- Exercise task: Of the lines in the entries below, state how many hold the word "Messieurs". Say nothing else.

[Data records]
◇ ◇ ◇
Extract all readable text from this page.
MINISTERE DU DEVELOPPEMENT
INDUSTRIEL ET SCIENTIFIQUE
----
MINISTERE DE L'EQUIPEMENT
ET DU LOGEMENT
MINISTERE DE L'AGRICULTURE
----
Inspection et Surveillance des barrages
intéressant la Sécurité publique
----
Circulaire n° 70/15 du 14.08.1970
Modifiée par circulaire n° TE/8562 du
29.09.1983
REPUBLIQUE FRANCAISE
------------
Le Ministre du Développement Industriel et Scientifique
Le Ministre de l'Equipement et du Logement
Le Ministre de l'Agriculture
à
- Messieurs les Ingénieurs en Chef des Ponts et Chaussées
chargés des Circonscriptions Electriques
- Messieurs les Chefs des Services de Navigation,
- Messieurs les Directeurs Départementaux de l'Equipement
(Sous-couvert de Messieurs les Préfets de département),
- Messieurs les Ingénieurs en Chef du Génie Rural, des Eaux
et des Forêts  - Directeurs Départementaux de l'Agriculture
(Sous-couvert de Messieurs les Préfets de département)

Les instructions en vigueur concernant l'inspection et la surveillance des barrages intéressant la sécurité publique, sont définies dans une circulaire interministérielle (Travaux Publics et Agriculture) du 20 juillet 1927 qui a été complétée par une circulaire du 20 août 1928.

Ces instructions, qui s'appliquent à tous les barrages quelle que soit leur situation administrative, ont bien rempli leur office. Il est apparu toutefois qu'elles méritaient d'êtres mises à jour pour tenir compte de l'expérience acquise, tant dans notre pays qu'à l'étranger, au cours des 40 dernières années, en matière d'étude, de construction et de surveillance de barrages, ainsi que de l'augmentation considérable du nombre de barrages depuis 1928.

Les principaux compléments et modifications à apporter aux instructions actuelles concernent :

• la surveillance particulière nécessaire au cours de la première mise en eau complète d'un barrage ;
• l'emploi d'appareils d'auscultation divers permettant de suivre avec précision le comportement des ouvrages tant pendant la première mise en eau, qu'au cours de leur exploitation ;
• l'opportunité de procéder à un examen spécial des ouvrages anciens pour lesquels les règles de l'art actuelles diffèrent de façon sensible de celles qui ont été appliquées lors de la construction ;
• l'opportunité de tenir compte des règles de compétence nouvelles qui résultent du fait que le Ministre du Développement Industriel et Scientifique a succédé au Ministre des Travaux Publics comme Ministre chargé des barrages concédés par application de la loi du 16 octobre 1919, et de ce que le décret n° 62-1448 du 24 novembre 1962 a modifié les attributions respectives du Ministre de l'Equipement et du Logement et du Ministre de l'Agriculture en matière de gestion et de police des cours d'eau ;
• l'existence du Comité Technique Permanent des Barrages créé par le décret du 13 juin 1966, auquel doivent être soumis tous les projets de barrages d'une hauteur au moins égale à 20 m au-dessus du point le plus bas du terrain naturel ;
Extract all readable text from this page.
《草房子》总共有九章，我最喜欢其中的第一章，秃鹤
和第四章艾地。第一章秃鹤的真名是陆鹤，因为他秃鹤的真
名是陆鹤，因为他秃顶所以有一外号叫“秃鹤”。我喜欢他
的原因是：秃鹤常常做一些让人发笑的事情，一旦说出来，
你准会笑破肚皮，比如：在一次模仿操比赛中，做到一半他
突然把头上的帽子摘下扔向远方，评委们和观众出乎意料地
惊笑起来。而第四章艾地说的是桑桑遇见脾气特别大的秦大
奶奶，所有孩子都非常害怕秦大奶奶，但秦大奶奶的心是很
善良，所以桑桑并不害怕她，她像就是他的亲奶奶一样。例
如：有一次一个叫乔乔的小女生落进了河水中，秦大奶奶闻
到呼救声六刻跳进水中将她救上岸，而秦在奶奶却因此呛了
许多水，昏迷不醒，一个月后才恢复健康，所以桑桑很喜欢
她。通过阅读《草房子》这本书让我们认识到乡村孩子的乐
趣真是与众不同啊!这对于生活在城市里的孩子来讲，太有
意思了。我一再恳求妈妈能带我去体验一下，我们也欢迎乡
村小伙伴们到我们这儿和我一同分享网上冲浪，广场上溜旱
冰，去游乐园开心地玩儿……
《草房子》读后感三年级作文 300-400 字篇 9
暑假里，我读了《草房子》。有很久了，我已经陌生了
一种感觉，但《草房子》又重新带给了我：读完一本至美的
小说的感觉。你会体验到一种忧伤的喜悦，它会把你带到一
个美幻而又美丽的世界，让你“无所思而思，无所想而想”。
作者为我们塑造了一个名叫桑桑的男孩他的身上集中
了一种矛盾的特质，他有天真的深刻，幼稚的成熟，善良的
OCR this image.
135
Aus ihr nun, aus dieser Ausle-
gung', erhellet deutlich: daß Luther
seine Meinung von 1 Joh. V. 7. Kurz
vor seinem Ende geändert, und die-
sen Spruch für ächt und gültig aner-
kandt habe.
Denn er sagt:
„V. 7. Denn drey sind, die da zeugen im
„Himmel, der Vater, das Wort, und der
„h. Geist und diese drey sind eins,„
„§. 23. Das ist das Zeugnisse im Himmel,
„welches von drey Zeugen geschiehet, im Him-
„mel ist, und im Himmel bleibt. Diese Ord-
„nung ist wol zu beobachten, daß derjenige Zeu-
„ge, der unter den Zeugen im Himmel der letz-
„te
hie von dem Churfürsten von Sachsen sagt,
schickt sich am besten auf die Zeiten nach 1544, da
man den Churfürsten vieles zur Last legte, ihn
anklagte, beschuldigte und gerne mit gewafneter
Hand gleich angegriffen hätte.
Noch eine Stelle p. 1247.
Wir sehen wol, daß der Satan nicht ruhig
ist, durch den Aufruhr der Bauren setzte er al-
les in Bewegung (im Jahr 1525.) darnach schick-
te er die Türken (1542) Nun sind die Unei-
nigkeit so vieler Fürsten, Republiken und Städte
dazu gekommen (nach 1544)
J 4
◇ ◇ ◇
- Finished exercise: 6